### Goal
Copy every line of the data that includes the string "role".

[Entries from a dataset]

----

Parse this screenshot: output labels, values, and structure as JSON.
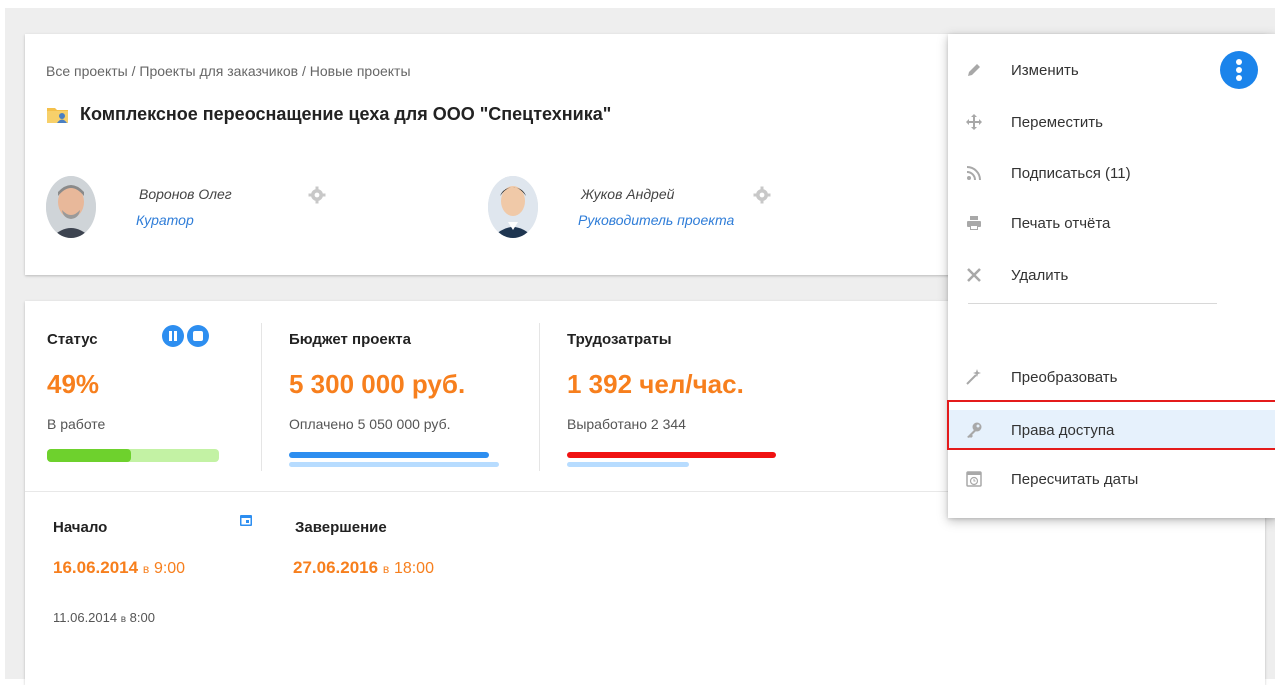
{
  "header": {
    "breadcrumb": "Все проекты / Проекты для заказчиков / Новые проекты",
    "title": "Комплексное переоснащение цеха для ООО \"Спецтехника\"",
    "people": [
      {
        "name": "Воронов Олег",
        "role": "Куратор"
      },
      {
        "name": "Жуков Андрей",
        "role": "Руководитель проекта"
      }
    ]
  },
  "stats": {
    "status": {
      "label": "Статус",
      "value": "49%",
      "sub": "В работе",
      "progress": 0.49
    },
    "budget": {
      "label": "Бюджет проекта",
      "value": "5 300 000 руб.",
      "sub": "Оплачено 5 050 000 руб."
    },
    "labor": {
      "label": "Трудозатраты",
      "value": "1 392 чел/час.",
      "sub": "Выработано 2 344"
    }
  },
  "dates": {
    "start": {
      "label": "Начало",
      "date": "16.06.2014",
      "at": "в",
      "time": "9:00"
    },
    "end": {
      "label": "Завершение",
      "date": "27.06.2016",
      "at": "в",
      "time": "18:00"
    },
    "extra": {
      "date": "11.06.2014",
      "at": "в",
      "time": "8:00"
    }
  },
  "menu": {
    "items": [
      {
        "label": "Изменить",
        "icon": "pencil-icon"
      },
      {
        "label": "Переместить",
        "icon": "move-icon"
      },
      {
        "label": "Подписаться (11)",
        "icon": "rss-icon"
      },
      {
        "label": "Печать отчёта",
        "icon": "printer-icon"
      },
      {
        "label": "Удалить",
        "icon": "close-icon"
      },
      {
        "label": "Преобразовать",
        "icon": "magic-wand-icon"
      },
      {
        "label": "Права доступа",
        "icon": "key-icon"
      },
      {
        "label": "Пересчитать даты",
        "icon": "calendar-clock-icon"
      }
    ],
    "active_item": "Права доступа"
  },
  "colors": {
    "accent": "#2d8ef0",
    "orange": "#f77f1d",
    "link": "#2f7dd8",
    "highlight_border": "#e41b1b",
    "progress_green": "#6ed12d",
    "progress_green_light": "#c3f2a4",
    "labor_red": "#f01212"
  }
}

----

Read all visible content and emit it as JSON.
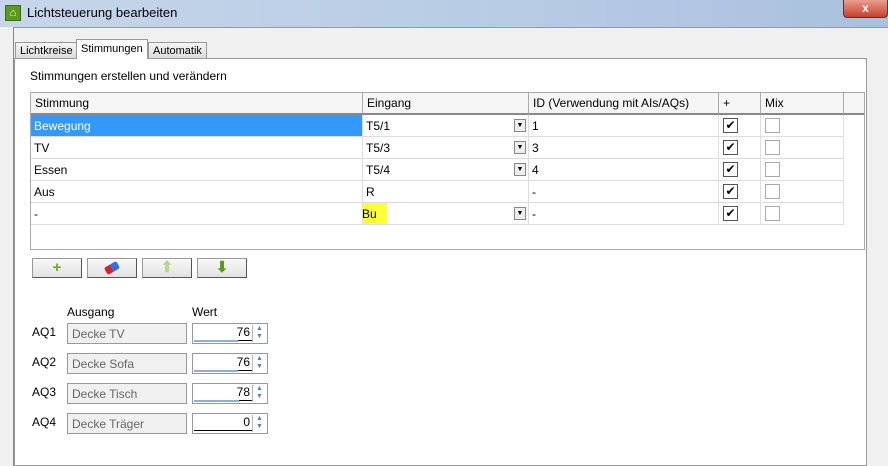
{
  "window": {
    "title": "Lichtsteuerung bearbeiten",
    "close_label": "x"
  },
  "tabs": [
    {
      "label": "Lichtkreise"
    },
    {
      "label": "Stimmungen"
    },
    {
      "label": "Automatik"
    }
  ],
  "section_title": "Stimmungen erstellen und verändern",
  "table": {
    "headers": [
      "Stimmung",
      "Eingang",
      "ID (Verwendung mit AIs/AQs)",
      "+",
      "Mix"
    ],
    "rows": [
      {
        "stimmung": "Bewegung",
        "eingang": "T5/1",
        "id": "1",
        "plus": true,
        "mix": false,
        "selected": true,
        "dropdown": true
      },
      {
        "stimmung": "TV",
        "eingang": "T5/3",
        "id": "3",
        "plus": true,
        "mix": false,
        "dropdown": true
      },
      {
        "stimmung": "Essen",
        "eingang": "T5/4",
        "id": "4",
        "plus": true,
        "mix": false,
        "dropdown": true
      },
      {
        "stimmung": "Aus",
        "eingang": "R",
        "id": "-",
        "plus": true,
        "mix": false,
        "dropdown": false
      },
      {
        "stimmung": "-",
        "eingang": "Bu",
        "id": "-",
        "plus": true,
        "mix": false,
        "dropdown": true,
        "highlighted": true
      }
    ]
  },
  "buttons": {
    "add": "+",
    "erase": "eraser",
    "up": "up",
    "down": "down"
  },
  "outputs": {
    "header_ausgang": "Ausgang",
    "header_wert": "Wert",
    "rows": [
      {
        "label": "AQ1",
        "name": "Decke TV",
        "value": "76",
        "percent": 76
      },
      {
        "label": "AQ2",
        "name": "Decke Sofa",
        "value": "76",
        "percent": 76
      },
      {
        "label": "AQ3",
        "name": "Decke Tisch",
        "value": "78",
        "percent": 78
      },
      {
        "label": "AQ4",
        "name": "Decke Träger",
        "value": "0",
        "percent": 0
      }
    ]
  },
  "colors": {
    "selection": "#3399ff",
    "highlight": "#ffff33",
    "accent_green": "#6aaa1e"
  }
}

----

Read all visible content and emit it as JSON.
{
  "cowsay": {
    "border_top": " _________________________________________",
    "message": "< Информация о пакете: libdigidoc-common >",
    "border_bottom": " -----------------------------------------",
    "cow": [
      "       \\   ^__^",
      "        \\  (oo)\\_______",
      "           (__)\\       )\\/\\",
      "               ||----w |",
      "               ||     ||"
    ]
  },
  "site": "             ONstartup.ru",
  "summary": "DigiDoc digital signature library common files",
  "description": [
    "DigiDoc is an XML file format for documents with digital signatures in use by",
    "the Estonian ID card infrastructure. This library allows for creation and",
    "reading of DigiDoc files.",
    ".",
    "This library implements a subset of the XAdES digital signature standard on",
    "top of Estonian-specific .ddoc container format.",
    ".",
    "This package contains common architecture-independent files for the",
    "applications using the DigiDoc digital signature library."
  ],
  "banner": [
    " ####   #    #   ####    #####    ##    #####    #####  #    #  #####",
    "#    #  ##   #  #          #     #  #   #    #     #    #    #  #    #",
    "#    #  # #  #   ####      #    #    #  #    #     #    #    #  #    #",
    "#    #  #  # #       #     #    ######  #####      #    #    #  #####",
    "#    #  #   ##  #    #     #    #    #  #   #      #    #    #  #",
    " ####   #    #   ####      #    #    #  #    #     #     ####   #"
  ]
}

----

### Solution to this task
        "role": "Куратор"
        "role": "Руководитель проекта"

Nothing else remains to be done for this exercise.